Data records
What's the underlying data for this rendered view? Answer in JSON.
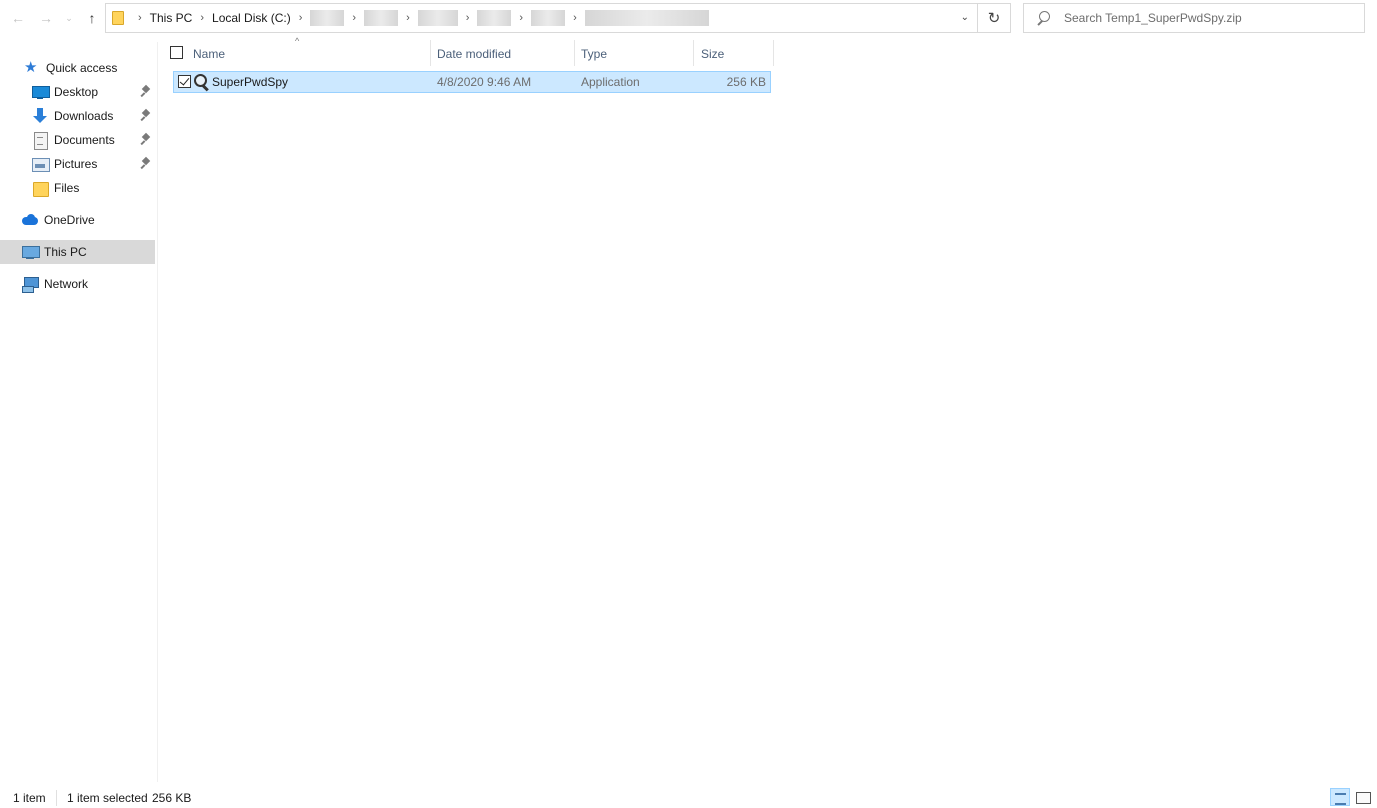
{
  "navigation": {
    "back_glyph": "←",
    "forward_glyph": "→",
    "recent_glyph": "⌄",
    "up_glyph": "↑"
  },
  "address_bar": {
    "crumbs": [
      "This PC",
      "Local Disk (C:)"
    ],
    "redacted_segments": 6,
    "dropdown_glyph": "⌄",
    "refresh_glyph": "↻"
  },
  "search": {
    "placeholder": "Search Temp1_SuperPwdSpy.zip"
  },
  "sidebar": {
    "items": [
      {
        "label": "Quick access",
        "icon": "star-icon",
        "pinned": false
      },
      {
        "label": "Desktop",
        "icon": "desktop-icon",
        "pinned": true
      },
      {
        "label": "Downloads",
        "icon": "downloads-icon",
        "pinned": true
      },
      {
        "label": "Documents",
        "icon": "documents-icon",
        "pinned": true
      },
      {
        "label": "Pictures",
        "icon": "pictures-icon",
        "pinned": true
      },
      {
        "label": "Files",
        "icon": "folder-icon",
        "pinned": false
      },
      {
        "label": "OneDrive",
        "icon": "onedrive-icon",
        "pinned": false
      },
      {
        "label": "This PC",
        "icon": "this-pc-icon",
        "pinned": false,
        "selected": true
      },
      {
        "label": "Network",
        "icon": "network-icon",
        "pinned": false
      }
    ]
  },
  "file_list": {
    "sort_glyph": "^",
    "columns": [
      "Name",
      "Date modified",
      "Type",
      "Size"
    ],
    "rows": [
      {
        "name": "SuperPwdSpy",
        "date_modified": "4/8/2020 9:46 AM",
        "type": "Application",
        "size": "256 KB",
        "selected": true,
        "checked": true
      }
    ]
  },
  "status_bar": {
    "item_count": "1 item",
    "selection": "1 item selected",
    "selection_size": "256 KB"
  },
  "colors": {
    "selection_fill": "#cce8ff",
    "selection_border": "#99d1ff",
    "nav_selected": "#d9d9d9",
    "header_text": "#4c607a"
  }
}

...

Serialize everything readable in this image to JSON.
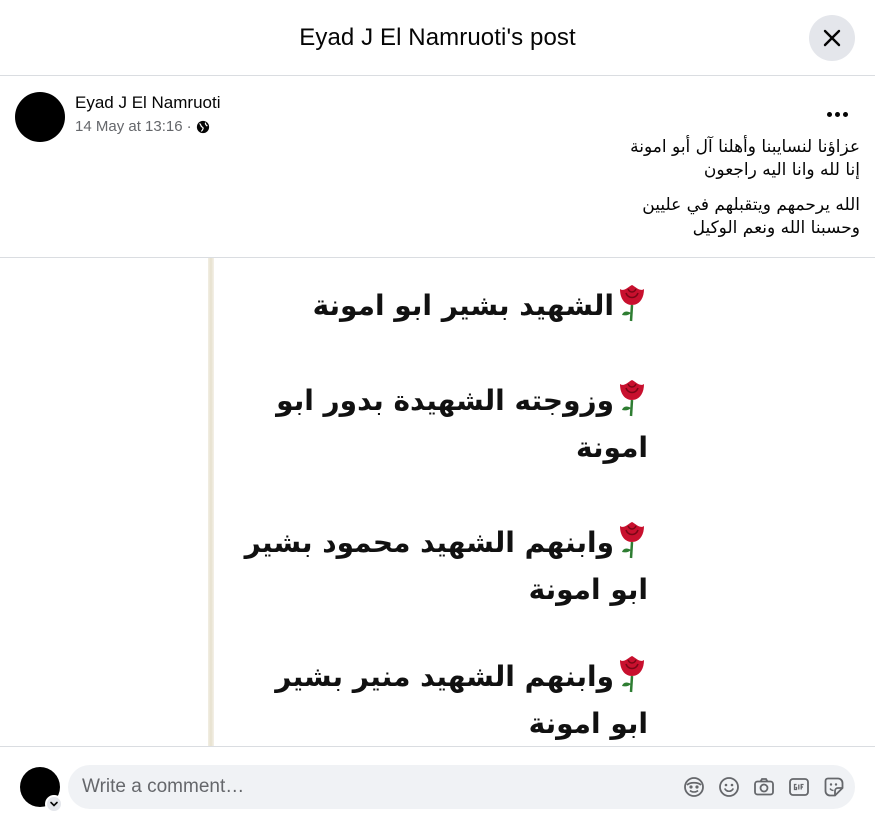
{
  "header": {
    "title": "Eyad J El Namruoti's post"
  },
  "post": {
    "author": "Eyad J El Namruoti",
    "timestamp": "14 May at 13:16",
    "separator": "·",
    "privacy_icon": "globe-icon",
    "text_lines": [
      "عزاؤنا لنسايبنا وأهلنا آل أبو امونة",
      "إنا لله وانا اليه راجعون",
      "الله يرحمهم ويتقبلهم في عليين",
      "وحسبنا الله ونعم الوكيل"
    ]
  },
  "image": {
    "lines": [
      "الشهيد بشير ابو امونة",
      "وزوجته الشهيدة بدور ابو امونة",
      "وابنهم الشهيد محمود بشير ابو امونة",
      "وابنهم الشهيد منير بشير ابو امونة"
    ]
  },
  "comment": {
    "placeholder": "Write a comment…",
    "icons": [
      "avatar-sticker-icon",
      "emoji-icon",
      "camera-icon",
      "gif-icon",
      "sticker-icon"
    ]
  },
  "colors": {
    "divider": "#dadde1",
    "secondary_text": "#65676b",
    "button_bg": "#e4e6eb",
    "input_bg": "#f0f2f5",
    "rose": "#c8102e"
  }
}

**WRITTEN EXERCISE**
Return only those lines of the records that contain the string "JSON".

**EXERCISE ANSWER**
What's the underlying data for this rendered view? Answer in JSON.
Serialize everything readable in this image to JSON.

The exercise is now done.